[Recorded data]
══════════════════════════════

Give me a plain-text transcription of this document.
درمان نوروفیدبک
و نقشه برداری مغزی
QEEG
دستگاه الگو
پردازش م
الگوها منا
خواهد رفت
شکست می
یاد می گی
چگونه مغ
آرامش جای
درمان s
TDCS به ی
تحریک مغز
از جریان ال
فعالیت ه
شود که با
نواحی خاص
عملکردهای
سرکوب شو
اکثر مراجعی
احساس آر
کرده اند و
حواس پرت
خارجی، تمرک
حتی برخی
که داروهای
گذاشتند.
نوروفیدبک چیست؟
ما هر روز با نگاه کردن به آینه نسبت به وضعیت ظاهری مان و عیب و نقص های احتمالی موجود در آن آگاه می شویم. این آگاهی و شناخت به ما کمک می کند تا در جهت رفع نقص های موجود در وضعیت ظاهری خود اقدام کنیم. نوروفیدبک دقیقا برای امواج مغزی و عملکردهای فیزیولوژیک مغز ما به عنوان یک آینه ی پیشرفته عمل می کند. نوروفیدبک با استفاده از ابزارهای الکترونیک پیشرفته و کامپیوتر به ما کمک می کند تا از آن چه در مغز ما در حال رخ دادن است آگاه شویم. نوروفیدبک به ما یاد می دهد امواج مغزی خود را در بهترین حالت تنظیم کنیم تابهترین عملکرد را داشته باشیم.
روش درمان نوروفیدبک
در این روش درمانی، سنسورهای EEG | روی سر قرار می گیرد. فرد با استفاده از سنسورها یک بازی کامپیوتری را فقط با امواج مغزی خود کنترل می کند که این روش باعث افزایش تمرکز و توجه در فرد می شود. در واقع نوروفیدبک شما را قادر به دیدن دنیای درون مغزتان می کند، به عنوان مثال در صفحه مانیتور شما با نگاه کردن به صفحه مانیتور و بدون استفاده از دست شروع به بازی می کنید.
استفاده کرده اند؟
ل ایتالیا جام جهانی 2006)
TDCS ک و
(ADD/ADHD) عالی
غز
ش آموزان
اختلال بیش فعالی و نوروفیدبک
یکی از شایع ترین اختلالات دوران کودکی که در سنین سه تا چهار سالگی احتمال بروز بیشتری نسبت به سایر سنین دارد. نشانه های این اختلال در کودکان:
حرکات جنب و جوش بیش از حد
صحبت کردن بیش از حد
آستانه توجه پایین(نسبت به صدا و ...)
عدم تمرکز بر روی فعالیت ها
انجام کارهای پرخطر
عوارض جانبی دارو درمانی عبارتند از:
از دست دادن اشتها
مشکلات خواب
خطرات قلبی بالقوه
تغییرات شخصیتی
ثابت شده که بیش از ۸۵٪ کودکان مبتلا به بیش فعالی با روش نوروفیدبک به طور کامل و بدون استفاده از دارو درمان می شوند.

══════════════════════════════

SHORT TASK →
Repeat the listing above without any change.

COMPLETED TASK →
Give me a plain-text transcription of this document.
درمان نوروفیدبک
و نقشه برداری مغزی
QEEG
دستگاه الگو
پردازش م
الگوها منا
خواهد رفت
شکست می
یاد می گی
چگونه مغ
آرامش جای
درمان s
TDCS به ی
تحریک مغز
از جریان ال
فعالیت ه
شود که با
نواحی خاص
عملکردهای
سرکوب شو
اکثر مراجعی
احساس آر
کرده اند و
حواس پرت
خارجی، تمرک
حتی برخی
که داروهای
گذاشتند.
نوروفیدبک چیست؟
ما هر روز با نگاه کردن به آینه نسبت به وضعیت ظاهری مان و عیب و نقص های احتمالی موجود در آن آگاه می شویم. این آگاهی و شناخت به ما کمک می کند تا در جهت رفع نقص های موجود در وضعیت ظاهری خود اقدام کنیم. نوروفیدبک دقیقا برای امواج مغزی و عملکردهای فیزیولوژیک مغز ما به عنوان یک آینه ی پیشرفته عمل می کند. نوروفیدبک با استفاده از ابزارهای الکترونیک پیشرفته و کامپیوتر به ما کمک می کند تا از آن چه در مغز ما در حال رخ دادن است آگاه شویم. نوروفیدبک به ما یاد می دهد امواج مغزی خود را در بهترین حالت تنظیم کنیم تابهترین عملکرد را داشته باشیم.
روش درمان نوروفیدبک
در این روش درمانی، سنسورهای EEG | روی سر قرار می گیرد. فرد با استفاده از سنسورها یک بازی کامپیوتری را فقط با امواج مغزی خود کنترل می کند که این روش باعث افزایش تمرکز و توجه در فرد می شود. در واقع نوروفیدبک شما را قادر به دیدن دنیای درون مغزتان می کند، به عنوان مثال در صفحه مانیتور شما با نگاه کردن به صفحه مانیتور و بدون استفاده از دست شروع به بازی می کنید.
استفاده کرده اند؟
ل ایتالیا جام جهانی 2006)
TDCS ک و
(ADD/ADHD) عالی
غز
ش آموزان
اختلال بیش فعالی و نوروفیدبک
یکی از شایع ترین اختلالات دوران کودکی که در سنین سه تا چهار سالگی احتمال بروز بیشتری نسبت به سایر سنین دارد. نشانه های این اختلال در کودکان:
حرکات جنب و جوش بیش از حد
صحبت کردن بیش از حد
آستانه توجه پایین(نسبت به صدا و ...)
عدم تمرکز بر روی فعالیت ها
انجام کارهای پرخطر
عوارض جانبی دارو درمانی عبارتند از:
از دست دادن اشتها
مشکلات خواب
خطرات قلبی بالقوه
تغییرات شخصیتی
ثابت شده که بیش از ۸۵٪ کودکان مبتلا به بیش فعالی با روش نوروفیدبک به طور کامل و بدون استفاده از دارو درمان می شوند.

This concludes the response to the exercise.